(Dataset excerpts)
┌──
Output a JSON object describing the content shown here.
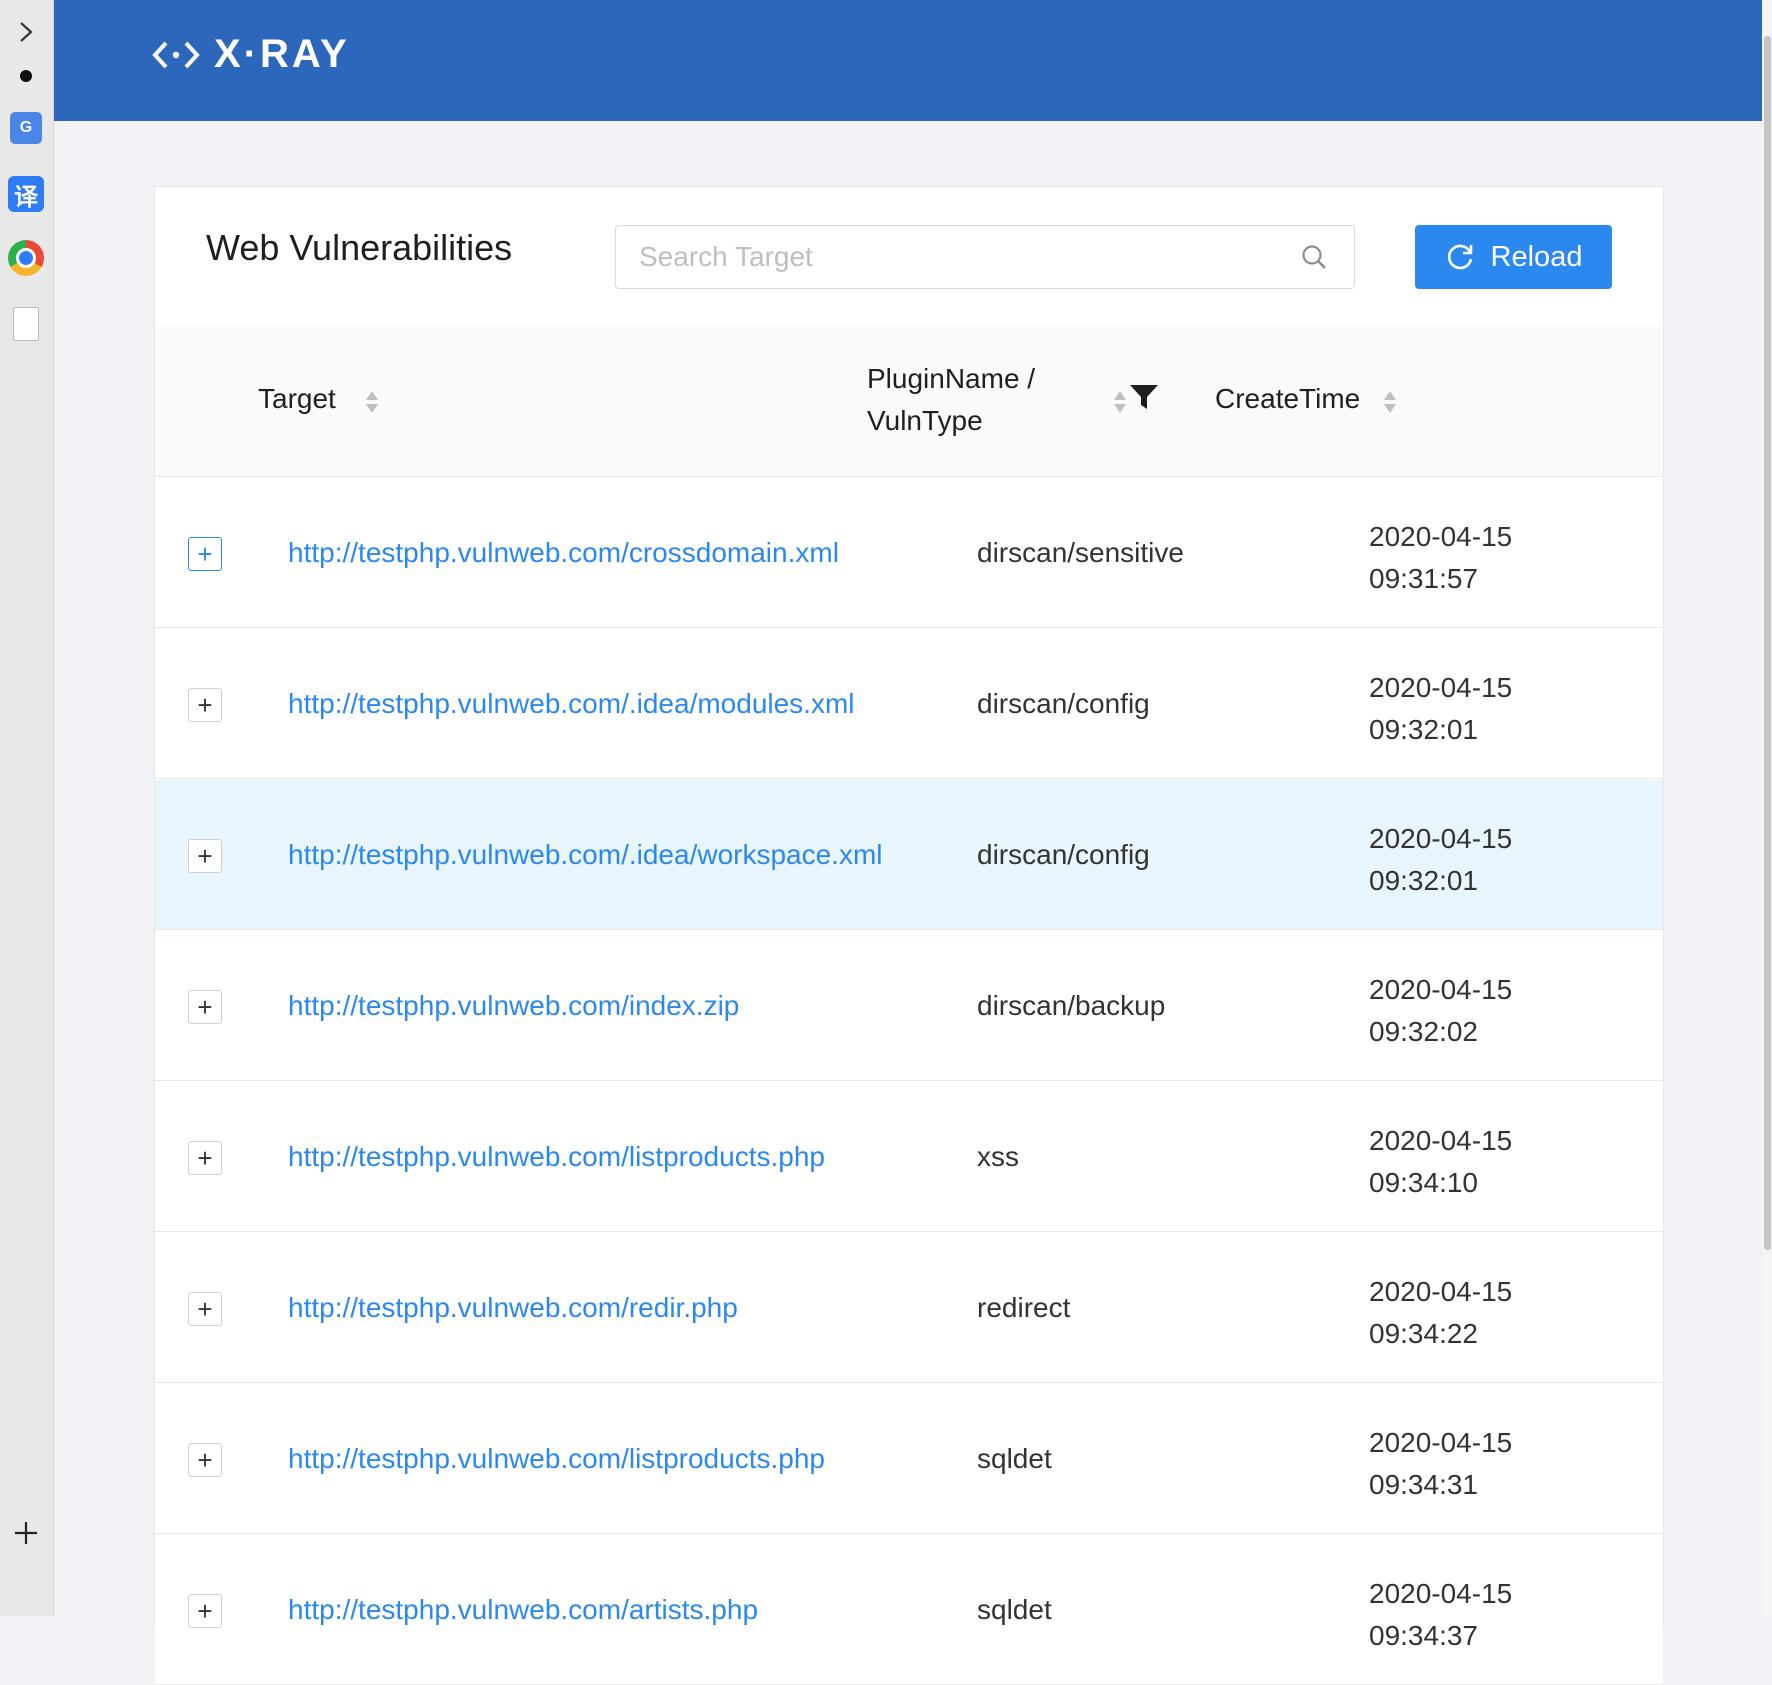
{
  "app": {
    "logo_text": "X·RAY"
  },
  "card": {
    "title": "Web Vulnerabilities"
  },
  "search": {
    "placeholder": "Search Target",
    "value": ""
  },
  "reload": {
    "label": "Reload"
  },
  "colors": {
    "header": "#2c67bc",
    "accent": "#2b88ef",
    "row_highlight": "#e8f5fc"
  },
  "table": {
    "columns": [
      {
        "label": "Target",
        "sortable": true
      },
      {
        "label_line1": "PluginName /",
        "label_line2": "VulnType",
        "sortable": true,
        "filter": true
      },
      {
        "label": "CreateTime",
        "sortable": true
      }
    ],
    "rows": [
      {
        "target": "http://testphp.vulnweb.com/crossdomain.xml",
        "plugin": "dirscan/sensitive",
        "date": "2020-04-15",
        "time": "09:31:57"
      },
      {
        "target": "http://testphp.vulnweb.com/.idea/modules.xml",
        "plugin": "dirscan/config",
        "date": "2020-04-15",
        "time": "09:32:01"
      },
      {
        "target": "http://testphp.vulnweb.com/.idea/workspace.xml",
        "plugin": "dirscan/config",
        "date": "2020-04-15",
        "time": "09:32:01"
      },
      {
        "target": "http://testphp.vulnweb.com/index.zip",
        "plugin": "dirscan/backup",
        "date": "2020-04-15",
        "time": "09:32:02"
      },
      {
        "target": "http://testphp.vulnweb.com/listproducts.php",
        "plugin": "xss",
        "date": "2020-04-15",
        "time": "09:34:10"
      },
      {
        "target": "http://testphp.vulnweb.com/redir.php",
        "plugin": "redirect",
        "date": "2020-04-15",
        "time": "09:34:22"
      },
      {
        "target": "http://testphp.vulnweb.com/listproducts.php",
        "plugin": "sqldet",
        "date": "2020-04-15",
        "time": "09:34:31"
      },
      {
        "target": "http://testphp.vulnweb.com/artists.php",
        "plugin": "sqldet",
        "date": "2020-04-15",
        "time": "09:34:37"
      }
    ]
  },
  "sidebar_icons": [
    "chevron-right-icon",
    "dot-icon",
    "google-translate-icon",
    "translate-icon",
    "chrome-extension-icon",
    "html-file-icon",
    "plus-icon"
  ]
}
└──
» **Your task**:
Write out the full set of lines verbatim, without the pictures.

» **Completed task**:
Output a JSON object describing the content shown here.
{
  "app": {
    "logo_text": "X·RAY"
  },
  "card": {
    "title": "Web Vulnerabilities"
  },
  "search": {
    "placeholder": "Search Target",
    "value": ""
  },
  "reload": {
    "label": "Reload"
  },
  "colors": {
    "header": "#2c67bc",
    "accent": "#2b88ef",
    "row_highlight": "#e8f5fc"
  },
  "table": {
    "columns": [
      {
        "label": "Target",
        "sortable": true
      },
      {
        "label_line1": "PluginName /",
        "label_line2": "VulnType",
        "sortable": true,
        "filter": true
      },
      {
        "label": "CreateTime",
        "sortable": true
      }
    ],
    "rows": [
      {
        "target": "http://testphp.vulnweb.com/crossdomain.xml",
        "plugin": "dirscan/sensitive",
        "date": "2020-04-15",
        "time": "09:31:57"
      },
      {
        "target": "http://testphp.vulnweb.com/.idea/modules.xml",
        "plugin": "dirscan/config",
        "date": "2020-04-15",
        "time": "09:32:01"
      },
      {
        "target": "http://testphp.vulnweb.com/.idea/workspace.xml",
        "plugin": "dirscan/config",
        "date": "2020-04-15",
        "time": "09:32:01"
      },
      {
        "target": "http://testphp.vulnweb.com/index.zip",
        "plugin": "dirscan/backup",
        "date": "2020-04-15",
        "time": "09:32:02"
      },
      {
        "target": "http://testphp.vulnweb.com/listproducts.php",
        "plugin": "xss",
        "date": "2020-04-15",
        "time": "09:34:10"
      },
      {
        "target": "http://testphp.vulnweb.com/redir.php",
        "plugin": "redirect",
        "date": "2020-04-15",
        "time": "09:34:22"
      },
      {
        "target": "http://testphp.vulnweb.com/listproducts.php",
        "plugin": "sqldet",
        "date": "2020-04-15",
        "time": "09:34:31"
      },
      {
        "target": "http://testphp.vulnweb.com/artists.php",
        "plugin": "sqldet",
        "date": "2020-04-15",
        "time": "09:34:37"
      }
    ]
  },
  "sidebar_icons": [
    "chevron-right-icon",
    "dot-icon",
    "google-translate-icon",
    "translate-icon",
    "chrome-extension-icon",
    "html-file-icon",
    "plus-icon"
  ]
}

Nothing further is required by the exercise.